State how many lines hold the string "Caribbean". Give the number and nothing else.
· · · · ·
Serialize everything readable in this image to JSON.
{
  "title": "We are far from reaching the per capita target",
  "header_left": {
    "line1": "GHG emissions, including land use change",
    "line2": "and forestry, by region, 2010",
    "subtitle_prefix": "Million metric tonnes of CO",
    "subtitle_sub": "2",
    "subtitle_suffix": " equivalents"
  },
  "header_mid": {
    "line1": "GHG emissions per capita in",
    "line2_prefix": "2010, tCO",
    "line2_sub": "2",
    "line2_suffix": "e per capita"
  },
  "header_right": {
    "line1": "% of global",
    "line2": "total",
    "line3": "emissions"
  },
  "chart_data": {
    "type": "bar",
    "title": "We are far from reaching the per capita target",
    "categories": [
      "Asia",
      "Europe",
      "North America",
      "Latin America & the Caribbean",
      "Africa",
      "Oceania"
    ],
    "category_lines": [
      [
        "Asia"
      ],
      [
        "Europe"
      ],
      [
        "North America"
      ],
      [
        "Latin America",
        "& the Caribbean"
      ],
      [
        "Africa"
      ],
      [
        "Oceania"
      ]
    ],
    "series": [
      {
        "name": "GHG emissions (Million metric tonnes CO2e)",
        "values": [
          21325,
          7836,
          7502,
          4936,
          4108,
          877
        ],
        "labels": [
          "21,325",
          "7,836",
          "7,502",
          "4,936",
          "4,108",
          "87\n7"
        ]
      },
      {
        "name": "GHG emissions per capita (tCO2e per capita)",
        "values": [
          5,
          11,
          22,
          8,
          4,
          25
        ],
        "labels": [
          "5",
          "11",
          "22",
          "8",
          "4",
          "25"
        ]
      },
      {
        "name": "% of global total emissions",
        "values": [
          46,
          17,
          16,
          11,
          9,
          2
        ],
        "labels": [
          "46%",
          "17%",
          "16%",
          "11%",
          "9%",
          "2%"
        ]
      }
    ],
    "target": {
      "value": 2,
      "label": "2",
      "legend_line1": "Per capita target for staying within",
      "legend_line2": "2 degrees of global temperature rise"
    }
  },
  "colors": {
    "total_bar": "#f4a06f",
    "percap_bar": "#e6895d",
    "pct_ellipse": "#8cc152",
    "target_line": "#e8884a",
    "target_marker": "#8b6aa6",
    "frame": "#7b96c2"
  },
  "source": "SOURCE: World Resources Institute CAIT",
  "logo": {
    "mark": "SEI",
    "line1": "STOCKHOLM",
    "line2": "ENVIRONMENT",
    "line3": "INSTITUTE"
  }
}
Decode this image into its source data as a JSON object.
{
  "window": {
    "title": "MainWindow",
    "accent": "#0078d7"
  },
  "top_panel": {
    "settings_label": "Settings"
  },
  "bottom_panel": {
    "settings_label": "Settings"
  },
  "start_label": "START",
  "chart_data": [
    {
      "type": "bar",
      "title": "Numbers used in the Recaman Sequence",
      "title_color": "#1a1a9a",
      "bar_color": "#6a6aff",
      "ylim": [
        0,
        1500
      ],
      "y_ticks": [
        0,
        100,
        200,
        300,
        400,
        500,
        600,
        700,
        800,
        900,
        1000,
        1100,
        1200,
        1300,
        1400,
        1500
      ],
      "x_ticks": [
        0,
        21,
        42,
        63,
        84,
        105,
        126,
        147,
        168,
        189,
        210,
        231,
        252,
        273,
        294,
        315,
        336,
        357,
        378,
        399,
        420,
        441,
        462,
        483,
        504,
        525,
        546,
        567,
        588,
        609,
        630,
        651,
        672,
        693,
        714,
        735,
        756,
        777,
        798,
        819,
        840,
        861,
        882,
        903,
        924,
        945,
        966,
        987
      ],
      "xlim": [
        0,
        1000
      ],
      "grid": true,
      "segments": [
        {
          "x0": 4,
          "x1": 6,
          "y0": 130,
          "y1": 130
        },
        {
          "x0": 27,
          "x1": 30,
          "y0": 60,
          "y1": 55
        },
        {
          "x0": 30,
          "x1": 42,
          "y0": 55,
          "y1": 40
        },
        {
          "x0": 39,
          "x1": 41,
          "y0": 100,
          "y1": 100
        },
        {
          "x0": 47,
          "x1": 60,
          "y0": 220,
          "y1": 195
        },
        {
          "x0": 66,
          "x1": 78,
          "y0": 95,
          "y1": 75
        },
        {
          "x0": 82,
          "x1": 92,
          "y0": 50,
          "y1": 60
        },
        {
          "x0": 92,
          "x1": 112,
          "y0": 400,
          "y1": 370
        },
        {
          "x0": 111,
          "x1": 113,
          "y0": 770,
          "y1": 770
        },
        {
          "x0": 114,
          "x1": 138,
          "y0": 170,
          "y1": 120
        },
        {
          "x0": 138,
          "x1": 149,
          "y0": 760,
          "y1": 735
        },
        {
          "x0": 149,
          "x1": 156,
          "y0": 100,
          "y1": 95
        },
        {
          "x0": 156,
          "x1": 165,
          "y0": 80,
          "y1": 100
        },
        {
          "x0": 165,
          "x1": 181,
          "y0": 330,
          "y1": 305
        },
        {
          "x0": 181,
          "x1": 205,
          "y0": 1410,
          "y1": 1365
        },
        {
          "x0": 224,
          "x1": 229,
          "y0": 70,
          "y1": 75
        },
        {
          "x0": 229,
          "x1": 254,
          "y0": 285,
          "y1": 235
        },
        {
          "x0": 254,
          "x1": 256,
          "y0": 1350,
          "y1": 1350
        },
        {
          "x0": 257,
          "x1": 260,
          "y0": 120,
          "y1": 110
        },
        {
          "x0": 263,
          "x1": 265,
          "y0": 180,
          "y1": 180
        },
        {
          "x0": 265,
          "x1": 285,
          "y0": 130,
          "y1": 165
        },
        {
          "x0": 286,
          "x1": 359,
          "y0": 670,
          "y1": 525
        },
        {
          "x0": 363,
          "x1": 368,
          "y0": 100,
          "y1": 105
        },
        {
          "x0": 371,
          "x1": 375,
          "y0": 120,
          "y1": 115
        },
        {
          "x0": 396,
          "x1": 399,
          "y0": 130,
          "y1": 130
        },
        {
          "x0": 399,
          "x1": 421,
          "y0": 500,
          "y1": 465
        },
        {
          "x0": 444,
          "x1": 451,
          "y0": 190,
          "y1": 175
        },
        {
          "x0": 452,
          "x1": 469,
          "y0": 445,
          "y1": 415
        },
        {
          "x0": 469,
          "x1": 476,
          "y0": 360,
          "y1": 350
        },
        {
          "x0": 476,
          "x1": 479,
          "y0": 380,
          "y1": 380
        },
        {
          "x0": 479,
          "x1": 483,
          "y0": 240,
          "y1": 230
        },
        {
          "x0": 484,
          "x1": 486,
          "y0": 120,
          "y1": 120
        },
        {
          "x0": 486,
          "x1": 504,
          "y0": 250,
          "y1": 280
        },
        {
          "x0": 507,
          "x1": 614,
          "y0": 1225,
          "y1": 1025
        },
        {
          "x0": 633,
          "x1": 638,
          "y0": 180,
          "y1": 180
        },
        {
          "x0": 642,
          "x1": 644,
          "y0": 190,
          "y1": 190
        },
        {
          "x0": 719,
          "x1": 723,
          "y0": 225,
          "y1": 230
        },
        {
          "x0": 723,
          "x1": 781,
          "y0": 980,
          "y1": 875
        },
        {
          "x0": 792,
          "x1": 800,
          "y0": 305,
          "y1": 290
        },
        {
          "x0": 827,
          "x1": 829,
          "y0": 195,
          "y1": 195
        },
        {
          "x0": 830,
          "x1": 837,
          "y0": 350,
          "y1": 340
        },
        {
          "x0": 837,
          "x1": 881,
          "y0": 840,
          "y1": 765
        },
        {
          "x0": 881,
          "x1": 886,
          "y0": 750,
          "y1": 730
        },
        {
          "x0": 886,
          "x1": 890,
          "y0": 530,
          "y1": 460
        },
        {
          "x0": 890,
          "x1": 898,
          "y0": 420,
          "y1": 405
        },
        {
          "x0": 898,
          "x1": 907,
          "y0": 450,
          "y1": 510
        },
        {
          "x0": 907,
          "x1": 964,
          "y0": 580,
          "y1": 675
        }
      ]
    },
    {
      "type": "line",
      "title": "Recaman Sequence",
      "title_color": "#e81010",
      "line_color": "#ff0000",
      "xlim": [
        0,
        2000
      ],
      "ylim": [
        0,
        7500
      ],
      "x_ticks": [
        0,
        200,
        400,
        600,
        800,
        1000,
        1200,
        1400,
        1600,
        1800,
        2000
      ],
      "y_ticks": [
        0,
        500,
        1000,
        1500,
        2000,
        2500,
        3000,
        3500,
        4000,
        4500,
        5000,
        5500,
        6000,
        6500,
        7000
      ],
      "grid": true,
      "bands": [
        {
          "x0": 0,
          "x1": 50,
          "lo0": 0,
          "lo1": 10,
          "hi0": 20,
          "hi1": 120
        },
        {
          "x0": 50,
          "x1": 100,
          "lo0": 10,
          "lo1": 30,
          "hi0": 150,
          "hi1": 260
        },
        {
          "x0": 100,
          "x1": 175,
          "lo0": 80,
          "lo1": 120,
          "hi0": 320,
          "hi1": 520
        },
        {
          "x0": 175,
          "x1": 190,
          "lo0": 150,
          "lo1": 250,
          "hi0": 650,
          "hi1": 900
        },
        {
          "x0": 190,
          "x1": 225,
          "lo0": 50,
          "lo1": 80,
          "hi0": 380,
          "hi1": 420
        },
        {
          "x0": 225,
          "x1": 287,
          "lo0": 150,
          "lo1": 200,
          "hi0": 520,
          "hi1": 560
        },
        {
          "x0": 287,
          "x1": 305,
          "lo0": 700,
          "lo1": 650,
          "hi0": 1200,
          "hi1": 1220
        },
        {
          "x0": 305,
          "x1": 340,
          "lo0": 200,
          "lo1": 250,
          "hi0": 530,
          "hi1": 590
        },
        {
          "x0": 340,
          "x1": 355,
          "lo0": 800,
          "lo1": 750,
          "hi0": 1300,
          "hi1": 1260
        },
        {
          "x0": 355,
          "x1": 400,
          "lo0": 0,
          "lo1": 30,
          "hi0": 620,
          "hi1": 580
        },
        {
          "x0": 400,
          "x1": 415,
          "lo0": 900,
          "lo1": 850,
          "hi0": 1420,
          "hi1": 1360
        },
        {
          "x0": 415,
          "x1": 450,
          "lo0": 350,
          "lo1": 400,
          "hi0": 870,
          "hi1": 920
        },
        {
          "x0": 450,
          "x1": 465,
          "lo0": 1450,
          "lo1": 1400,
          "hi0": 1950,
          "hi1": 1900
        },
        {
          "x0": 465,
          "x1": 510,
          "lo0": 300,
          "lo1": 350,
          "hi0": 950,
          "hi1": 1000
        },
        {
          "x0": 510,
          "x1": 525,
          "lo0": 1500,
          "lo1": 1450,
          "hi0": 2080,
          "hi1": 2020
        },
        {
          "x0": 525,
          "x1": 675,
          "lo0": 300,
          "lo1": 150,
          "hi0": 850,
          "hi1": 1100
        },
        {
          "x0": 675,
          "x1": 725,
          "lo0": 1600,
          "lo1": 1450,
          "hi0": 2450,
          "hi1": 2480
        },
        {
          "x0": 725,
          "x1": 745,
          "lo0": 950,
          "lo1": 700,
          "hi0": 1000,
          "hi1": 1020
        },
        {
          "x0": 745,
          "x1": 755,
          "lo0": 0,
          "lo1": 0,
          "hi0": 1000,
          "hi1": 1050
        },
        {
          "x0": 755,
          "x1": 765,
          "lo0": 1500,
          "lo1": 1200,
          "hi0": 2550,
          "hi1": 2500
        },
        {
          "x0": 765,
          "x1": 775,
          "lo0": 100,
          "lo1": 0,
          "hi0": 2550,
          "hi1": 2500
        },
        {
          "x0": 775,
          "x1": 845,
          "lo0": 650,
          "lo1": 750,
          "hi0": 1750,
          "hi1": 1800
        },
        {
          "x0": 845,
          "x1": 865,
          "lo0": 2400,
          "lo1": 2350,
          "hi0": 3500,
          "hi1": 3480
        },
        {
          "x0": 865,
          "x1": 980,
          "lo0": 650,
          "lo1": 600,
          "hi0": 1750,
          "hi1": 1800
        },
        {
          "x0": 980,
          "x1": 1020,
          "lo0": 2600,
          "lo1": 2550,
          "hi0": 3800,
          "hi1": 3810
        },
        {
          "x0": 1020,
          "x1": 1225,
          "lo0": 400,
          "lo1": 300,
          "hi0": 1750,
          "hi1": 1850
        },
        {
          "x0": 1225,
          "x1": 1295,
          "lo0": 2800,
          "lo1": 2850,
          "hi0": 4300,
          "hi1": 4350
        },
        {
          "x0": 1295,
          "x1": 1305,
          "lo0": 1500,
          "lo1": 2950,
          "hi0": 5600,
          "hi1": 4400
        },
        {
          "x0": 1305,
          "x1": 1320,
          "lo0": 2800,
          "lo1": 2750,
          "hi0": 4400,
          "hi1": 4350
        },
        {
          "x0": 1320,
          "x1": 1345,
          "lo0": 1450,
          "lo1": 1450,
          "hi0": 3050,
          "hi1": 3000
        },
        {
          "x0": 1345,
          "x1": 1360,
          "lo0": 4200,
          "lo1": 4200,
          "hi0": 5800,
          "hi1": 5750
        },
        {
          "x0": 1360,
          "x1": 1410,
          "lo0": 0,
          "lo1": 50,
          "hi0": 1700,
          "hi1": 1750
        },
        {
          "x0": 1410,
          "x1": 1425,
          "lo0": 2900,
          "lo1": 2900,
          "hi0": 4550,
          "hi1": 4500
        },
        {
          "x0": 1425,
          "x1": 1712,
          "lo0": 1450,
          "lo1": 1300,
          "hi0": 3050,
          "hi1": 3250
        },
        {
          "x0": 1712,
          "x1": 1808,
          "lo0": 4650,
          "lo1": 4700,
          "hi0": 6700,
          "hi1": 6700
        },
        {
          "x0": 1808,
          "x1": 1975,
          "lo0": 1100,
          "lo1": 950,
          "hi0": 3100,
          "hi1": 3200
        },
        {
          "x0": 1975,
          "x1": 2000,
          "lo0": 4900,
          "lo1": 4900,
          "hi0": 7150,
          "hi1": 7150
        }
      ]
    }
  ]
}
· · · · ·
Exercise output —
2